**Brief:**
In the listing below, pick out lines with "shortcut".

**Data rows:**

──────

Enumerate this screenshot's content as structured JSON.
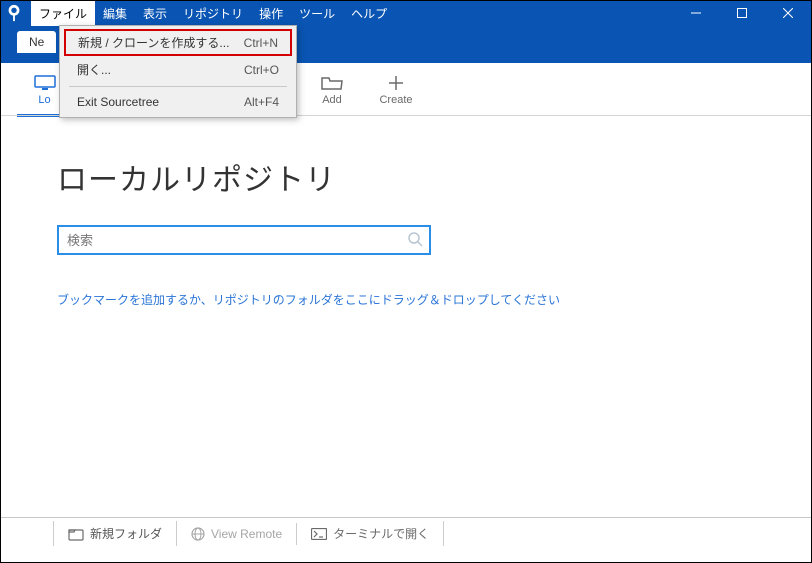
{
  "menubar": {
    "items": [
      "ファイル",
      "編集",
      "表示",
      "リポジトリ",
      "操作",
      "ツール",
      "ヘルプ"
    ],
    "active_index": 0
  },
  "tab": {
    "new_label_visible": "Ne"
  },
  "dropdown": {
    "items": [
      {
        "label": "新規 / クローンを作成する...",
        "shortcut": "Ctrl+N",
        "highlighted": true
      },
      {
        "label": "開く...",
        "shortcut": "Ctrl+O"
      }
    ],
    "exit": {
      "label": "Exit Sourcetree",
      "shortcut": "Alt+F4"
    }
  },
  "toolbar": {
    "local_label_visible": "Lo",
    "add_label": "Add",
    "create_label": "Create"
  },
  "main": {
    "title": "ローカルリポジトリ",
    "search_placeholder": "検索",
    "hint": "ブックマークを追加するか、リポジトリのフォルダをここにドラッグ＆ドロップしてください"
  },
  "statusbar": {
    "new_folder": "新規フォルダ",
    "view_remote": "View Remote",
    "terminal": "ターミナルで開く"
  },
  "colors": {
    "brand_blue": "#0a55b3",
    "link_blue": "#2a74d6",
    "icon_gray": "#6a6a6a"
  }
}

──────

**Output of the task:**
        "shortcut": "Ctrl+N",
        "shortcut": "Ctrl+O"
      "shortcut": "Alt+F4"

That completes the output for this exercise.